[Dataset items]
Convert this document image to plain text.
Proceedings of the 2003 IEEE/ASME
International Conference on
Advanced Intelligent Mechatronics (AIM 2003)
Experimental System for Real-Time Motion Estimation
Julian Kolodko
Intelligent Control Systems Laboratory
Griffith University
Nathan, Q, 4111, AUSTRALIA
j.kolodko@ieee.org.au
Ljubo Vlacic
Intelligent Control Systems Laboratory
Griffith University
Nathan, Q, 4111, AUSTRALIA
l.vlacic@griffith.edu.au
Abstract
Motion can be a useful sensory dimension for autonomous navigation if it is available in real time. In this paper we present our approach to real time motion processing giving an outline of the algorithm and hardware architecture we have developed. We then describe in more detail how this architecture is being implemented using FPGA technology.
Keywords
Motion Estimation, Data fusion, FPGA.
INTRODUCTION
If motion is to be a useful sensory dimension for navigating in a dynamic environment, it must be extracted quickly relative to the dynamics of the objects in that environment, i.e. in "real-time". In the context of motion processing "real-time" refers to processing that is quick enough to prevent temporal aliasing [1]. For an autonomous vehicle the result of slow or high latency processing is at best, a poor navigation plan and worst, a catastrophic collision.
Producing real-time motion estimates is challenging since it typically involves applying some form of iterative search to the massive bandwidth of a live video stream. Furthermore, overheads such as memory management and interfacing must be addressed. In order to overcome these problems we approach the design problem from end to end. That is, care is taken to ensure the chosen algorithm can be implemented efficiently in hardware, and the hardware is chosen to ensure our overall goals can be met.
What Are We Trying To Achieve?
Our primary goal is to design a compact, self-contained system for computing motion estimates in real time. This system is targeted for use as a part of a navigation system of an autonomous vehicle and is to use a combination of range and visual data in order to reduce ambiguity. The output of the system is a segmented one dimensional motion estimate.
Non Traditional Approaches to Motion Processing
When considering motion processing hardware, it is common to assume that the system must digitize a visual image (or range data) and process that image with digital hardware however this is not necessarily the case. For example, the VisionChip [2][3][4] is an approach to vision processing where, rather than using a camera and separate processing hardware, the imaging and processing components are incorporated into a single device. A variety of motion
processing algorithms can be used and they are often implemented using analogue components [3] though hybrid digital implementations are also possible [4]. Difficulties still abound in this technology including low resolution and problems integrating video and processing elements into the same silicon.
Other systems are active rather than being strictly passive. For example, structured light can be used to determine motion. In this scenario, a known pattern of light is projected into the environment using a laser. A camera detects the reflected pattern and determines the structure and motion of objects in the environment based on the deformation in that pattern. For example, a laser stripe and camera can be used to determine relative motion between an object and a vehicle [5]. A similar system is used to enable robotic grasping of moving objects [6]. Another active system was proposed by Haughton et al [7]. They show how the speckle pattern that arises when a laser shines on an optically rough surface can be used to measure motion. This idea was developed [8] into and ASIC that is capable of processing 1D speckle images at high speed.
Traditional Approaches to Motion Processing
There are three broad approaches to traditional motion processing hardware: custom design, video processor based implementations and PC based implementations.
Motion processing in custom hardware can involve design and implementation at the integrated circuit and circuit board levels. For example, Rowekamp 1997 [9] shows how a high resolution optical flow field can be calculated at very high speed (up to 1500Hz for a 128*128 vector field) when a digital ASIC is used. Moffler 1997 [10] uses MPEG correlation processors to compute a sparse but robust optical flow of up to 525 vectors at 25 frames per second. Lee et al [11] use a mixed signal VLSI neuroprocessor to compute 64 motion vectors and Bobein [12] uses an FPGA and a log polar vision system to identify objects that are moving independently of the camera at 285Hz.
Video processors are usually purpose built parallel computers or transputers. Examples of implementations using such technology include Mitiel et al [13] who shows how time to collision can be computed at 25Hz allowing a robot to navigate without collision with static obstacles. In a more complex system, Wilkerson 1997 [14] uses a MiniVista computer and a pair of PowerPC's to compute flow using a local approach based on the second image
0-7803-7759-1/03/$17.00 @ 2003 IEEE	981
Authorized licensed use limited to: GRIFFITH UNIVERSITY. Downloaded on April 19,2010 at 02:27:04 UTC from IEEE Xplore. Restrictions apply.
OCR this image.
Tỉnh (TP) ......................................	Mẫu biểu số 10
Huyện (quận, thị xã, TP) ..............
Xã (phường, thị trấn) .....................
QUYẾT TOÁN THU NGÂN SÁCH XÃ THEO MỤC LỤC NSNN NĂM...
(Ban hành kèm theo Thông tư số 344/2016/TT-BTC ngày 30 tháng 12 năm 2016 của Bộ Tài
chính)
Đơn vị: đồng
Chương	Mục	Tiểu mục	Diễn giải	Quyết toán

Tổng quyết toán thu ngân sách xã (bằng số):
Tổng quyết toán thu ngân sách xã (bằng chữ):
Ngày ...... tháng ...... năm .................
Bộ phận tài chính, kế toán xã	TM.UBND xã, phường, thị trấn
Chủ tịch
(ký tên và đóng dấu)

Short exercise — The records above need to be transcribed in full. Keep every character unchanged.

Response for this exercise —
Convert this document image to plain text.
Proceedings of the 2003 IEEE/ASME
International Conference on
Advanced Intelligent Mechatronics (AIM 2003)
Experimental System for Real-Time Motion Estimation
Julian Kolodko
Intelligent Control Systems Laboratory
Griffith University
Nathan, Q, 4111, AUSTRALIA
j.kolodko@ieee.org.au
Ljubo Vlacic
Intelligent Control Systems Laboratory
Griffith University
Nathan, Q, 4111, AUSTRALIA
l.vlacic@griffith.edu.au
Abstract
Motion can be a useful sensory dimension for autonomous navigation if it is available in real time. In this paper we present our approach to real time motion processing giving an outline of the algorithm and hardware architecture we have developed. We then describe in more detail how this architecture is being implemented using FPGA technology.
Keywords
Motion Estimation, Data fusion, FPGA.
INTRODUCTION
If motion is to be a useful sensory dimension for navigating in a dynamic environment, it must be extracted quickly relative to the dynamics of the objects in that environment, i.e. in "real-time". In the context of motion processing "real-time" refers to processing that is quick enough to prevent temporal aliasing [1]. For an autonomous vehicle the result of slow or high latency processing is at best, a poor navigation plan and worst, a catastrophic collision.
Producing real-time motion estimates is challenging since it typically involves applying some form of iterative search to the massive bandwidth of a live video stream. Furthermore, overheads such as memory management and interfacing must be addressed. In order to overcome these problems we approach the design problem from end to end. That is, care is taken to ensure the chosen algorithm can be implemented efficiently in hardware, and the hardware is chosen to ensure our overall goals can be met.
What Are We Trying To Achieve?
Our primary goal is to design a compact, self-contained system for computing motion estimates in real time. This system is targeted for use as a part of a navigation system of an autonomous vehicle and is to use a combination of range and visual data in order to reduce ambiguity. The output of the system is a segmented one dimensional motion estimate.
Non Traditional Approaches to Motion Processing
When considering motion processing hardware, it is common to assume that the system must digitize a visual image (or range data) and process that image with digital hardware however this is not necessarily the case. For example, the VisionChip [2][3][4] is an approach to vision processing where, rather than using a camera and separate processing hardware, the imaging and processing components are incorporated into a single device. A variety of motion
processing algorithms can be used and they are often implemented using analogue components [3] though hybrid digital implementations are also possible [4]. Difficulties still abound in this technology including low resolution and problems integrating video and processing elements into the same silicon.
Other systems are active rather than being strictly passive. For example, structured light can be used to determine motion. In this scenario, a known pattern of light is projected into the environment using a laser. A camera detects the reflected pattern and determines the structure and motion of objects in the environment based on the deformation in that pattern. For example, a laser stripe and camera can be used to determine relative motion between an object and a vehicle [5]. A similar system is used to enable robotic grasping of moving objects [6]. Another active system was proposed by Haughton et al [7]. They show how the speckle pattern that arises when a laser shines on an optically rough surface can be used to measure motion. This idea was developed [8] into and ASIC that is capable of processing 1D speckle images at high speed.
Traditional Approaches to Motion Processing
There are three broad approaches to traditional motion processing hardware: custom design, video processor based implementations and PC based implementations.
Motion processing in custom hardware can involve design and implementation at the integrated circuit and circuit board levels. For example, Rowekamp 1997 [9] shows how a high resolution optical flow field can be calculated at very high speed (up to 1500Hz for a 128*128 vector field) when a digital ASIC is used. Moffler 1997 [10] uses MPEG correlation processors to compute a sparse but robust optical flow of up to 525 vectors at 25 frames per second. Lee et al [11] use a mixed signal VLSI neuroprocessor to compute 64 motion vectors and Bobein [12] uses an FPGA and a log polar vision system to identify objects that are moving independently of the camera at 285Hz.
Video processors are usually purpose built parallel computers or transputers. Examples of implementations using such technology include Mitiel et al [13] who shows how time to collision can be computed at 25Hz allowing a robot to navigate without collision with static obstacles. In a more complex system, Wilkerson 1997 [14] uses a MiniVista computer and a pair of PowerPC's to compute flow using a local approach based on the second image
0-7803-7759-1/03/$17.00 @ 2003 IEEE	981
Authorized licensed use limited to: GRIFFITH UNIVERSITY. Downloaded on April 19,2010 at 02:27:04 UTC from IEEE Xplore. Restrictions apply.
OCR this image.
Tỉnh (TP) ......................................	Mẫu biểu số 10
Huyện (quận, thị xã, TP) ..............
Xã (phường, thị trấn) .....................
QUYẾT TOÁN THU NGÂN SÁCH XÃ THEO MỤC LỤC NSNN NĂM...
(Ban hành kèm theo Thông tư số 344/2016/TT-BTC ngày 30 tháng 12 năm 2016 của Bộ Tài
chính)
Đơn vị: đồng
Chương	Mục	Tiểu mục	Diễn giải	Quyết toán

Tổng quyết toán thu ngân sách xã (bằng số):
Tổng quyết toán thu ngân sách xã (bằng chữ):
Ngày ...... tháng ...... năm .................
Bộ phận tài chính, kế toán xã	TM.UBND xã, phường, thị trấn
Chủ tịch
(ký tên và đóng dấu)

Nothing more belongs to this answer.